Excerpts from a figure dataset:
________________________________________

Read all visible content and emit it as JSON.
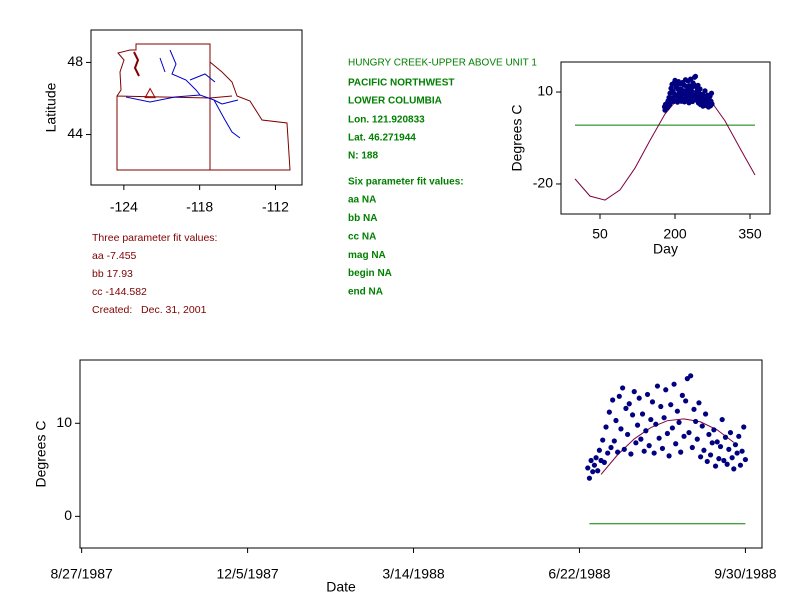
{
  "info": {
    "site": "HUNGRY CREEK-UPPER ABOVE UNIT 1",
    "region": "PACIFIC NORTHWEST",
    "basin": "LOWER COLUMBIA",
    "lon": "Lon. 121.920833",
    "lat": "Lat. 46.271944",
    "n": "N: 188",
    "six_title": "Six parameter fit values:",
    "six": [
      "aa NA",
      "bb NA",
      "cc NA",
      "mag NA",
      "begin NA",
      "end NA"
    ],
    "three_title": "Three parameter fit values:",
    "three": [
      "aa -7.455",
      "bb 17.93",
      "cc -144.582"
    ],
    "created": "Created:   Dec. 31, 2001"
  },
  "chart_data": [
    {
      "type": "map",
      "ylabel": "Latitude",
      "xlim": [
        -126.6,
        -109.9
      ],
      "ylim": [
        41.2,
        49.8
      ],
      "xticks": [
        -124,
        -118,
        -112
      ],
      "yticks": [
        44,
        48
      ],
      "site": {
        "x": -121.920833,
        "y": 46.271944,
        "color": "#a00000"
      }
    },
    {
      "type": "scatter",
      "xlabel": "Day",
      "ylabel": "Degrees C",
      "xlim": [
        -28,
        390
      ],
      "ylim": [
        -29.8,
        19.8
      ],
      "xticks": [
        50,
        200,
        350
      ],
      "yticks": [
        -20,
        10
      ],
      "series": [
        {
          "mode": "line",
          "color": "#008000",
          "x": [
            0,
            360
          ],
          "values": [
            -0.8,
            -0.8
          ]
        },
        {
          "mode": "line",
          "color": "#800040",
          "x": [
            0,
            30,
            60,
            90,
            120,
            150,
            180,
            210,
            240,
            270,
            300,
            330,
            360
          ],
          "values": [
            -18.34,
            -23.97,
            -25.26,
            -21.93,
            -14.81,
            -5.78,
            2.82,
            8.73,
            10.43,
            7.46,
            0.59,
            -8.36,
            -17.08
          ]
        },
        {
          "mode": "markers",
          "color": "#000080",
          "x": [
            179,
            180,
            181,
            182,
            183,
            184,
            185,
            186,
            187,
            188,
            189,
            190,
            191,
            192,
            193,
            194,
            195,
            196,
            197,
            198,
            199,
            200,
            201,
            202,
            203,
            204,
            205,
            206,
            207,
            208,
            209,
            210,
            211,
            212,
            213,
            214,
            215,
            216,
            217,
            218,
            219,
            220,
            221,
            222,
            223,
            224,
            225,
            226,
            227,
            228,
            229,
            230,
            231,
            232,
            233,
            234,
            235,
            236,
            237,
            238,
            239,
            240,
            241,
            242,
            243,
            244,
            245,
            246,
            247,
            248,
            249,
            250,
            251,
            252,
            253,
            254,
            255,
            256,
            257,
            258,
            259,
            260,
            261,
            262,
            263,
            264,
            265,
            266,
            267,
            268,
            269,
            270,
            271,
            272,
            273,
            274
          ],
          "values": [
            5.2,
            4.1,
            6.0,
            4.8,
            5.5,
            6.3,
            4.9,
            7.1,
            6.0,
            8.2,
            5.8,
            9.6,
            6.8,
            11.2,
            7.4,
            12.5,
            8.1,
            10.3,
            6.9,
            12.9,
            9.4,
            13.8,
            7.2,
            11.6,
            8.8,
            12.1,
            6.7,
            10.9,
            13.4,
            7.9,
            9.8,
            12.7,
            8.3,
            11.0,
            7.0,
            9.2,
            13.1,
            7.6,
            10.4,
            12.3,
            6.8,
            9.9,
            14.0,
            8.4,
            11.8,
            7.3,
            10.6,
            13.6,
            8.9,
            6.5,
            12.0,
            9.5,
            14.2,
            7.8,
            11.3,
            10.1,
            6.9,
            13.0,
            8.6,
            12.4,
            14.8,
            9.0,
            15.1,
            7.4,
            11.5,
            10.2,
            8.3,
            12.2,
            6.4,
            9.7,
            7.1,
            11.0,
            5.9,
            8.8,
            6.6,
            7.9,
            9.3,
            5.4,
            8.0,
            6.2,
            7.5,
            10.4,
            6.0,
            8.5,
            5.6,
            7.2,
            9.0,
            6.3,
            5.1,
            7.7,
            6.8,
            8.6,
            5.5,
            7.0,
            9.6,
            6.1
          ]
        }
      ]
    },
    {
      "type": "scatter",
      "xlabel": "Date",
      "ylabel": "Degrees C",
      "xlim": [
        "1987-08-26",
        "1988-10-10"
      ],
      "ylim": [
        -3.4,
        16.8
      ],
      "xticks": [
        {
          "value": "1987-08-27",
          "label": "8/27/1987"
        },
        {
          "value": "1987-12-05",
          "label": "12/5/1987"
        },
        {
          "value": "1988-03-14",
          "label": "3/14/1988"
        },
        {
          "value": "1988-06-22",
          "label": "6/22/1988"
        },
        {
          "value": "1988-09-30",
          "label": "9/30/1988"
        }
      ],
      "yticks": [
        0,
        10
      ],
      "series": [
        {
          "mode": "line",
          "color": "#008000",
          "x": [
            "1988-06-28",
            "1988-09-30"
          ],
          "values": [
            -0.8,
            -0.8
          ]
        },
        {
          "mode": "line",
          "color": "#800040",
          "x": [
            "1988-07-05",
            "1988-07-15",
            "1988-07-25",
            "1988-08-04",
            "1988-08-14",
            "1988-08-24",
            "1988-09-03",
            "1988-09-13",
            "1988-09-23"
          ],
          "values": [
            4.5,
            6.62,
            8.32,
            9.54,
            10.28,
            10.47,
            10.15,
            9.29,
            7.95
          ]
        },
        {
          "mode": "markers",
          "color": "#000080",
          "x": [
            "1988-06-27",
            "1988-06-28",
            "1988-06-29",
            "1988-06-30",
            "1988-07-01",
            "1988-07-02",
            "1988-07-03",
            "1988-07-04",
            "1988-07-05",
            "1988-07-06",
            "1988-07-07",
            "1988-07-08",
            "1988-07-09",
            "1988-07-10",
            "1988-07-11",
            "1988-07-12",
            "1988-07-13",
            "1988-07-14",
            "1988-07-15",
            "1988-07-16",
            "1988-07-17",
            "1988-07-18",
            "1988-07-19",
            "1988-07-20",
            "1988-07-21",
            "1988-07-22",
            "1988-07-23",
            "1988-07-24",
            "1988-07-25",
            "1988-07-26",
            "1988-07-27",
            "1988-07-28",
            "1988-07-29",
            "1988-07-30",
            "1988-07-31",
            "1988-08-01",
            "1988-08-02",
            "1988-08-03",
            "1988-08-04",
            "1988-08-05",
            "1988-08-06",
            "1988-08-07",
            "1988-08-08",
            "1988-08-09",
            "1988-08-10",
            "1988-08-11",
            "1988-08-12",
            "1988-08-13",
            "1988-08-14",
            "1988-08-15",
            "1988-08-16",
            "1988-08-17",
            "1988-08-18",
            "1988-08-19",
            "1988-08-20",
            "1988-08-21",
            "1988-08-22",
            "1988-08-23",
            "1988-08-24",
            "1988-08-25",
            "1988-08-26",
            "1988-08-27",
            "1988-08-28",
            "1988-08-29",
            "1988-08-30",
            "1988-08-31",
            "1988-09-01",
            "1988-09-02",
            "1988-09-03",
            "1988-09-04",
            "1988-09-05",
            "1988-09-06",
            "1988-09-07",
            "1988-09-08",
            "1988-09-09",
            "1988-09-10",
            "1988-09-11",
            "1988-09-12",
            "1988-09-13",
            "1988-09-14",
            "1988-09-15",
            "1988-09-16",
            "1988-09-17",
            "1988-09-18",
            "1988-09-19",
            "1988-09-20",
            "1988-09-21",
            "1988-09-22",
            "1988-09-23",
            "1988-09-24",
            "1988-09-25",
            "1988-09-26",
            "1988-09-27",
            "1988-09-28",
            "1988-09-29",
            "1988-09-30"
          ],
          "values": [
            5.2,
            4.1,
            6.0,
            4.8,
            5.5,
            6.3,
            4.9,
            7.1,
            6.0,
            8.2,
            5.8,
            9.6,
            6.8,
            11.2,
            7.4,
            12.5,
            8.1,
            10.3,
            6.9,
            12.9,
            9.4,
            13.8,
            7.2,
            11.6,
            8.8,
            12.1,
            6.7,
            10.9,
            13.4,
            7.9,
            9.8,
            12.7,
            8.3,
            11.0,
            7.0,
            9.2,
            13.1,
            7.6,
            10.4,
            12.3,
            6.8,
            9.9,
            14.0,
            8.4,
            11.8,
            7.3,
            10.6,
            13.6,
            8.9,
            6.5,
            12.0,
            9.5,
            14.2,
            7.8,
            11.3,
            10.1,
            6.9,
            13.0,
            8.6,
            12.4,
            14.8,
            9.0,
            15.1,
            7.4,
            11.5,
            10.2,
            8.3,
            12.2,
            6.4,
            9.7,
            7.1,
            11.0,
            5.9,
            8.8,
            6.6,
            7.9,
            9.3,
            5.4,
            8.0,
            6.2,
            7.5,
            10.4,
            6.0,
            8.5,
            5.6,
            7.2,
            9.0,
            6.3,
            5.1,
            7.7,
            6.8,
            8.6,
            5.5,
            7.0,
            9.6,
            6.1
          ]
        }
      ]
    }
  ]
}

________________________________________

Exercise:
Where a line of the records above holds the word "site", copy that line.

Completed exercise:
    "site": "HUNGRY CREEK-UPPER ABOVE UNIT 1",
      "site": {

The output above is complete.